*Work to complete*. Reproduce all the lines below exactly and omit the images.
[BEGIN Data shown]
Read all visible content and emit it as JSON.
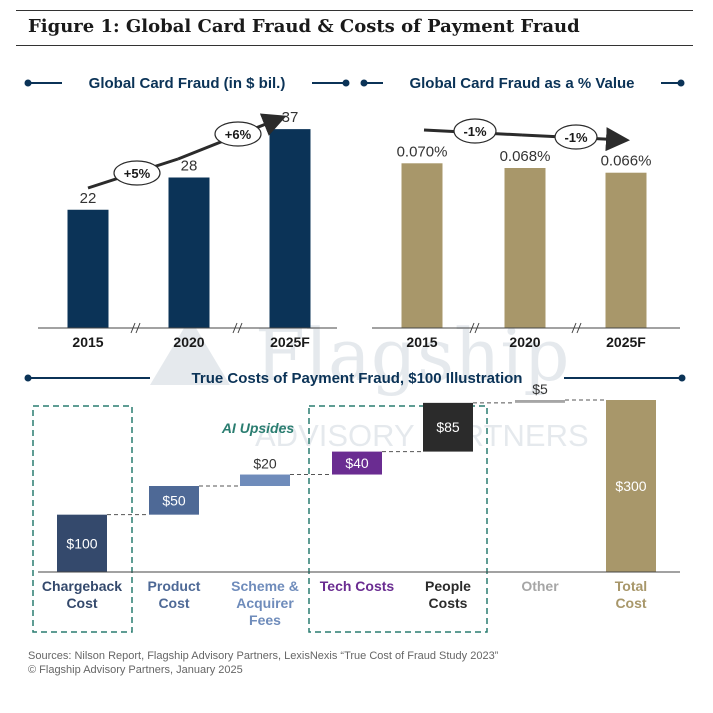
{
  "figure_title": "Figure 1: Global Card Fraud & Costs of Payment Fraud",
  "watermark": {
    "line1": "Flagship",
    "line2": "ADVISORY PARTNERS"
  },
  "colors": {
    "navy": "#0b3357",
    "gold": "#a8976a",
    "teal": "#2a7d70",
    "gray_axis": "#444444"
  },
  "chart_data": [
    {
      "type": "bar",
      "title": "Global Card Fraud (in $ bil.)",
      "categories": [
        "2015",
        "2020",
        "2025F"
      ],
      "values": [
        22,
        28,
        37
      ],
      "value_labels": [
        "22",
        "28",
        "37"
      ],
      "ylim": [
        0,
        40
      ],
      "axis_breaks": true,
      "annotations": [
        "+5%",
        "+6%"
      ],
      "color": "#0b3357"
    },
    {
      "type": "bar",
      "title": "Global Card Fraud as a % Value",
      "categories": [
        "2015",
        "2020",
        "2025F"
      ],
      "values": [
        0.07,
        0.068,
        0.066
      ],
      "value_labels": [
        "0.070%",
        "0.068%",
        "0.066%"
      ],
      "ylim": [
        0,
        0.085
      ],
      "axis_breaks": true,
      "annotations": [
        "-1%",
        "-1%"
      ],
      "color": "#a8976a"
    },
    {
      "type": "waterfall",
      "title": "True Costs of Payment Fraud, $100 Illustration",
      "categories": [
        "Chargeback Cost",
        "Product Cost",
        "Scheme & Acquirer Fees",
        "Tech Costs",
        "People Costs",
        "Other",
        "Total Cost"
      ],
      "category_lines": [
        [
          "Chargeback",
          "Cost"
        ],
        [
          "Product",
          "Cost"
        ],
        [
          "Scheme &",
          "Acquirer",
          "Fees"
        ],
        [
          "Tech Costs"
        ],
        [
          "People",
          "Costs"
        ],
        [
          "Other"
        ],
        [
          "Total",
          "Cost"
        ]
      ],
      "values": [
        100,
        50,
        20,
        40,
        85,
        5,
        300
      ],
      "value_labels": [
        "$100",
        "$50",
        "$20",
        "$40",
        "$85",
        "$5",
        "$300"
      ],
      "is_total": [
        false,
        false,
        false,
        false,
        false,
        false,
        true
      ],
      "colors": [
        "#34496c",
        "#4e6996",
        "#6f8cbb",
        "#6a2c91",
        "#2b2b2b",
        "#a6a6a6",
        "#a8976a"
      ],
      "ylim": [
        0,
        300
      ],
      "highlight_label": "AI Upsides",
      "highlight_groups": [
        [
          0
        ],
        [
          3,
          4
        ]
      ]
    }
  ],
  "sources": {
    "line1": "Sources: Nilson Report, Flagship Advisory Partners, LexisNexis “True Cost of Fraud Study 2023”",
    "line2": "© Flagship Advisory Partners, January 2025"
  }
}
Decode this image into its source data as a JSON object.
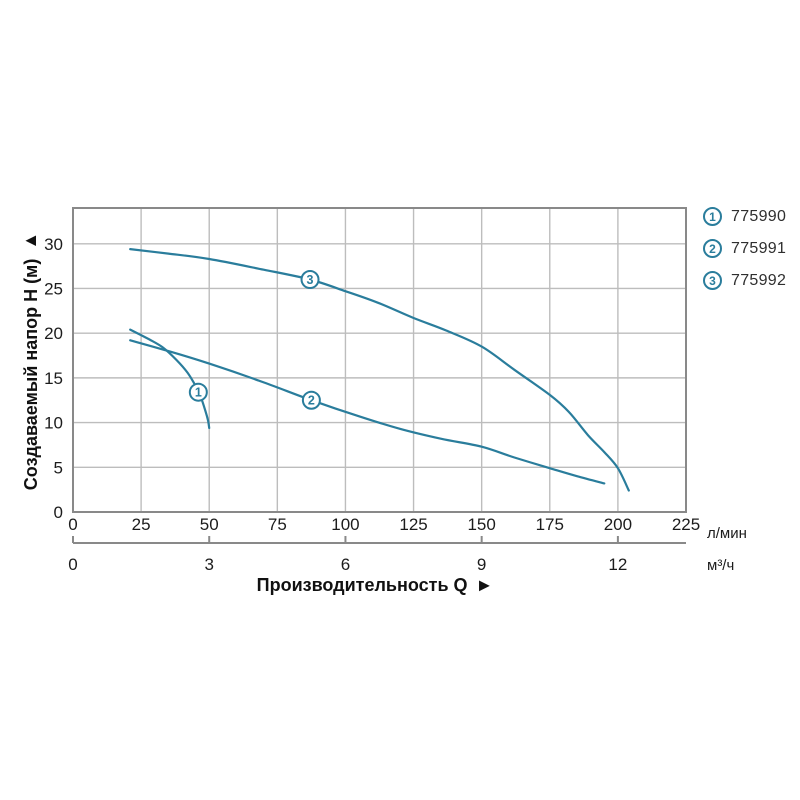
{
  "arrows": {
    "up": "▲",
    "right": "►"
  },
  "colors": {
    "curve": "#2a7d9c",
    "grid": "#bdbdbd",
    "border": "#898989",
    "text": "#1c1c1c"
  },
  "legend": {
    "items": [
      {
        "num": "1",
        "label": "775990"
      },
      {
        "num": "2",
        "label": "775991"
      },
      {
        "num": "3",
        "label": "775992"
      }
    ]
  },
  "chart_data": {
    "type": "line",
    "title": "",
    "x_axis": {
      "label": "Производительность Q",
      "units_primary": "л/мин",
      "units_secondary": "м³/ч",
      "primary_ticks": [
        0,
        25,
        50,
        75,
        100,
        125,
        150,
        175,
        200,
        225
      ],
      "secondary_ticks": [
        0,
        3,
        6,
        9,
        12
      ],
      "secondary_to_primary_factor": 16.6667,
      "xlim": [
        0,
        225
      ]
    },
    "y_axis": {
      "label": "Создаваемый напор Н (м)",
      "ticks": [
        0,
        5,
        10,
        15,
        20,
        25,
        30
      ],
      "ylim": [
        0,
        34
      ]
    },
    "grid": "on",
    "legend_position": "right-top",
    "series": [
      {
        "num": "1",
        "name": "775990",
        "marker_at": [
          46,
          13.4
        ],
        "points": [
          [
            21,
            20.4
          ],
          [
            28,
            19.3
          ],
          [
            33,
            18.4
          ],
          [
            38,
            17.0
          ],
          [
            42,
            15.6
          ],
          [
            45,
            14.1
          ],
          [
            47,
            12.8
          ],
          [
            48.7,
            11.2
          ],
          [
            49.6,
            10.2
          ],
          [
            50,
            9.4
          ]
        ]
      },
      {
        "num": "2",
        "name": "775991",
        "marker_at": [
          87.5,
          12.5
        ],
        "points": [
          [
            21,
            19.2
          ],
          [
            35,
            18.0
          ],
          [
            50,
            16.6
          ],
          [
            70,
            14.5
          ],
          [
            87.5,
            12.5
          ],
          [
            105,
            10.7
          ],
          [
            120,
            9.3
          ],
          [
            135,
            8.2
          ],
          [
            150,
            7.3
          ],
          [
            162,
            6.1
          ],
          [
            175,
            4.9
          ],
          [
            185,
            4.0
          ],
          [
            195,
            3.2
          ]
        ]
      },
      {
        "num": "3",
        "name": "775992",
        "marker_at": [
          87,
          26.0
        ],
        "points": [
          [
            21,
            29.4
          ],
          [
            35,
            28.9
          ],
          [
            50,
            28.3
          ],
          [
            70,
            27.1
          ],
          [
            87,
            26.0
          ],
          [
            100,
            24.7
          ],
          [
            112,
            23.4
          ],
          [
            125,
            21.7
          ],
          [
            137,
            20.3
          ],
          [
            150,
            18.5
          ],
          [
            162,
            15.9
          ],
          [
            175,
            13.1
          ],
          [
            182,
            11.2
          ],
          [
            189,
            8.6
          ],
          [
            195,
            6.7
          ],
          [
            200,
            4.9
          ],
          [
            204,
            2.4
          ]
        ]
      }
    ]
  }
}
[END Data shown]
*The response*.
Read all visible content and emit it as JSON.
{
  "figure_title": "Figure 1: Global Card Fraud & Costs of Payment Fraud",
  "watermark": {
    "line1": "Flagship",
    "line2": "ADVISORY PARTNERS"
  },
  "colors": {
    "navy": "#0b3357",
    "gold": "#a8976a",
    "teal": "#2a7d70",
    "gray_axis": "#444444"
  },
  "chart_data": [
    {
      "type": "bar",
      "title": "Global Card Fraud (in $ bil.)",
      "categories": [
        "2015",
        "2020",
        "2025F"
      ],
      "values": [
        22,
        28,
        37
      ],
      "value_labels": [
        "22",
        "28",
        "37"
      ],
      "ylim": [
        0,
        40
      ],
      "axis_breaks": true,
      "annotations": [
        "+5%",
        "+6%"
      ],
      "color": "#0b3357"
    },
    {
      "type": "bar",
      "title": "Global Card Fraud as a % Value",
      "categories": [
        "2015",
        "2020",
        "2025F"
      ],
      "values": [
        0.07,
        0.068,
        0.066
      ],
      "value_labels": [
        "0.070%",
        "0.068%",
        "0.066%"
      ],
      "ylim": [
        0,
        0.085
      ],
      "axis_breaks": true,
      "annotations": [
        "-1%",
        "-1%"
      ],
      "color": "#a8976a"
    },
    {
      "type": "waterfall",
      "title": "True Costs of Payment Fraud, $100 Illustration",
      "categories": [
        "Chargeback Cost",
        "Product Cost",
        "Scheme & Acquirer Fees",
        "Tech Costs",
        "People Costs",
        "Other",
        "Total Cost"
      ],
      "category_lines": [
        [
          "Chargeback",
          "Cost"
        ],
        [
          "Product",
          "Cost"
        ],
        [
          "Scheme &",
          "Acquirer",
          "Fees"
        ],
        [
          "Tech Costs"
        ],
        [
          "People",
          "Costs"
        ],
        [
          "Other"
        ],
        [
          "Total",
          "Cost"
        ]
      ],
      "values": [
        100,
        50,
        20,
        40,
        85,
        5,
        300
      ],
      "value_labels": [
        "$100",
        "$50",
        "$20",
        "$40",
        "$85",
        "$5",
        "$300"
      ],
      "is_total": [
        false,
        false,
        false,
        false,
        false,
        false,
        true
      ],
      "colors": [
        "#34496c",
        "#4e6996",
        "#6f8cbb",
        "#6a2c91",
        "#2b2b2b",
        "#a6a6a6",
        "#a8976a"
      ],
      "ylim": [
        0,
        300
      ],
      "highlight_label": "AI Upsides",
      "highlight_groups": [
        [
          0
        ],
        [
          3,
          4
        ]
      ]
    }
  ],
  "sources": {
    "line1": "Sources: Nilson Report, Flagship Advisory Partners, LexisNexis “True Cost of Fraud Study 2023”",
    "line2": "© Flagship Advisory Partners, January 2025"
  }
}
Decode this image into its source data as a JSON object.
{
  "arrows": {
    "up": "▲",
    "right": "►"
  },
  "colors": {
    "curve": "#2a7d9c",
    "grid": "#bdbdbd",
    "border": "#898989",
    "text": "#1c1c1c"
  },
  "legend": {
    "items": [
      {
        "num": "1",
        "label": "775990"
      },
      {
        "num": "2",
        "label": "775991"
      },
      {
        "num": "3",
        "label": "775992"
      }
    ]
  },
  "chart_data": {
    "type": "line",
    "title": "",
    "x_axis": {
      "label": "Производительность Q",
      "units_primary": "л/мин",
      "units_secondary": "м³/ч",
      "primary_ticks": [
        0,
        25,
        50,
        75,
        100,
        125,
        150,
        175,
        200,
        225
      ],
      "secondary_ticks": [
        0,
        3,
        6,
        9,
        12
      ],
      "secondary_to_primary_factor": 16.6667,
      "xlim": [
        0,
        225
      ]
    },
    "y_axis": {
      "label": "Создаваемый напор Н (м)",
      "ticks": [
        0,
        5,
        10,
        15,
        20,
        25,
        30
      ],
      "ylim": [
        0,
        34
      ]
    },
    "grid": "on",
    "legend_position": "right-top",
    "series": [
      {
        "num": "1",
        "name": "775990",
        "marker_at": [
          46,
          13.4
        ],
        "points": [
          [
            21,
            20.4
          ],
          [
            28,
            19.3
          ],
          [
            33,
            18.4
          ],
          [
            38,
            17.0
          ],
          [
            42,
            15.6
          ],
          [
            45,
            14.1
          ],
          [
            47,
            12.8
          ],
          [
            48.7,
            11.2
          ],
          [
            49.6,
            10.2
          ],
          [
            50,
            9.4
          ]
        ]
      },
      {
        "num": "2",
        "name": "775991",
        "marker_at": [
          87.5,
          12.5
        ],
        "points": [
          [
            21,
            19.2
          ],
          [
            35,
            18.0
          ],
          [
            50,
            16.6
          ],
          [
            70,
            14.5
          ],
          [
            87.5,
            12.5
          ],
          [
            105,
            10.7
          ],
          [
            120,
            9.3
          ],
          [
            135,
            8.2
          ],
          [
            150,
            7.3
          ],
          [
            162,
            6.1
          ],
          [
            175,
            4.9
          ],
          [
            185,
            4.0
          ],
          [
            195,
            3.2
          ]
        ]
      },
      {
        "num": "3",
        "name": "775992",
        "marker_at": [
          87,
          26.0
        ],
        "points": [
          [
            21,
            29.4
          ],
          [
            35,
            28.9
          ],
          [
            50,
            28.3
          ],
          [
            70,
            27.1
          ],
          [
            87,
            26.0
          ],
          [
            100,
            24.7
          ],
          [
            112,
            23.4
          ],
          [
            125,
            21.7
          ],
          [
            137,
            20.3
          ],
          [
            150,
            18.5
          ],
          [
            162,
            15.9
          ],
          [
            175,
            13.1
          ],
          [
            182,
            11.2
          ],
          [
            189,
            8.6
          ],
          [
            195,
            6.7
          ],
          [
            200,
            4.9
          ],
          [
            204,
            2.4
          ]
        ]
      }
    ]
  }
}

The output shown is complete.